▸ Your instructions:
Which lines below hold the word "contiene"? Copy all of them.

▸ Records shown:
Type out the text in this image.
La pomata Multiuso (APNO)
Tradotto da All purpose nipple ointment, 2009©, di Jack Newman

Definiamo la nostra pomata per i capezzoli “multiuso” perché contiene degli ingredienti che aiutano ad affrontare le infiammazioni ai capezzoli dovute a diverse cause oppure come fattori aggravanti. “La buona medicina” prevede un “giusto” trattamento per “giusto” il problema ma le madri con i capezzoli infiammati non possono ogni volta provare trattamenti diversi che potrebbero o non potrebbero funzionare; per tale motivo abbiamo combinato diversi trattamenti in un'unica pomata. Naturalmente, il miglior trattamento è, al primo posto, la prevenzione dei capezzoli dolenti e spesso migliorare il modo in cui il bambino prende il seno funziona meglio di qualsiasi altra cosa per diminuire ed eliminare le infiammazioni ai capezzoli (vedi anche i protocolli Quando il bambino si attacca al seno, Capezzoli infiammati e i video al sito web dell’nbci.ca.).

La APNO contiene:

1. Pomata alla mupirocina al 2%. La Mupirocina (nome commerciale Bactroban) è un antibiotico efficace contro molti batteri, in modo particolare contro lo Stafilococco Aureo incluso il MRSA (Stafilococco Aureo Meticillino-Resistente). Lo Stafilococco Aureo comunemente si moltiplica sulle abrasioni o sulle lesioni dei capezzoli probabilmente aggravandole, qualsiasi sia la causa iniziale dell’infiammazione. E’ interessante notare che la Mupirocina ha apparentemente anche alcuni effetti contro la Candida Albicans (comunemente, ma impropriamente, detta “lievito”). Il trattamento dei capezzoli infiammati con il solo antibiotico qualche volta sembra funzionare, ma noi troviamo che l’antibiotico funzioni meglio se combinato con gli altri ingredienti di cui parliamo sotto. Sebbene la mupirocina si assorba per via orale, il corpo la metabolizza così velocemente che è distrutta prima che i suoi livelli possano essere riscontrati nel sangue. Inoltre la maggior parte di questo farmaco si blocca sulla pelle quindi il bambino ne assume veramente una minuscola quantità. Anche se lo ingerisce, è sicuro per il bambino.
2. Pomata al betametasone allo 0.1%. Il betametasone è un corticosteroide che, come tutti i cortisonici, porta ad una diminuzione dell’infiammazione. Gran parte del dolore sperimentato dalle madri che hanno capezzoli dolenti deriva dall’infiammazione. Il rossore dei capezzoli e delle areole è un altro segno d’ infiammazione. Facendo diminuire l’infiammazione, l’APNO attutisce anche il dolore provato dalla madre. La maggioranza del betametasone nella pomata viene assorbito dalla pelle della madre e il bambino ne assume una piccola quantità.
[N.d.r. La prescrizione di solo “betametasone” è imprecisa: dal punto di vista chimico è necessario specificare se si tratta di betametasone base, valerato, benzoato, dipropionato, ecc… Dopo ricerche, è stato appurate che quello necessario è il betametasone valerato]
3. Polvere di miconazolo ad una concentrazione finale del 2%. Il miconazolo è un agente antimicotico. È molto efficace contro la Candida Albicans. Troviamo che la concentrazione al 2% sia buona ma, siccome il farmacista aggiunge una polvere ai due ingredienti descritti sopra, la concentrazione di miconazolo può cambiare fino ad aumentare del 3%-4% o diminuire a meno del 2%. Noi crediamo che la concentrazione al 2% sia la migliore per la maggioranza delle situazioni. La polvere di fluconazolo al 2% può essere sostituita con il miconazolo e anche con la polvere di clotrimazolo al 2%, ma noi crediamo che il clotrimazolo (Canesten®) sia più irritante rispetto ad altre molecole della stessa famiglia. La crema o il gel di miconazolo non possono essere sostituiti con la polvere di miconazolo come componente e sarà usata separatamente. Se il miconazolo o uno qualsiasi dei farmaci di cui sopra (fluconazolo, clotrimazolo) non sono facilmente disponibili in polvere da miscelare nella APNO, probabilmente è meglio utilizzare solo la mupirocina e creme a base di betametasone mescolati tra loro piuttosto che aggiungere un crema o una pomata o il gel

▸ Exercise solution:
Definiamo la nostra pomata per i capezzoli “multiuso” perché contiene degli ingredienti che aiutano ad affrontare le infiammazioni ai capezzoli dovute a diverse cause oppure come fattori aggravanti. “La buona medicina” prevede un “giusto” trattamento per “giusto” il problema ma le madri con i capezzoli infiammati non possono ogni volta provare trattamenti diversi che potrebbero o non potrebbero funzionare; per tale motivo abbiamo combinato diversi trattamenti in un'unica pomata. Naturalmente, il miglior trattamento è, al primo posto, la prevenzione dei capezzoli dolenti e spesso migliorare il modo in cui il bambino prende il seno funziona meglio di qualsiasi altra cosa per diminuire ed eliminare le infiammazioni ai capezzoli (vedi anche i protocolli Quando il bambino si attacca al seno, Capezzoli infiammati e i video al sito web dell’nbci.ca.).
La APNO contiene:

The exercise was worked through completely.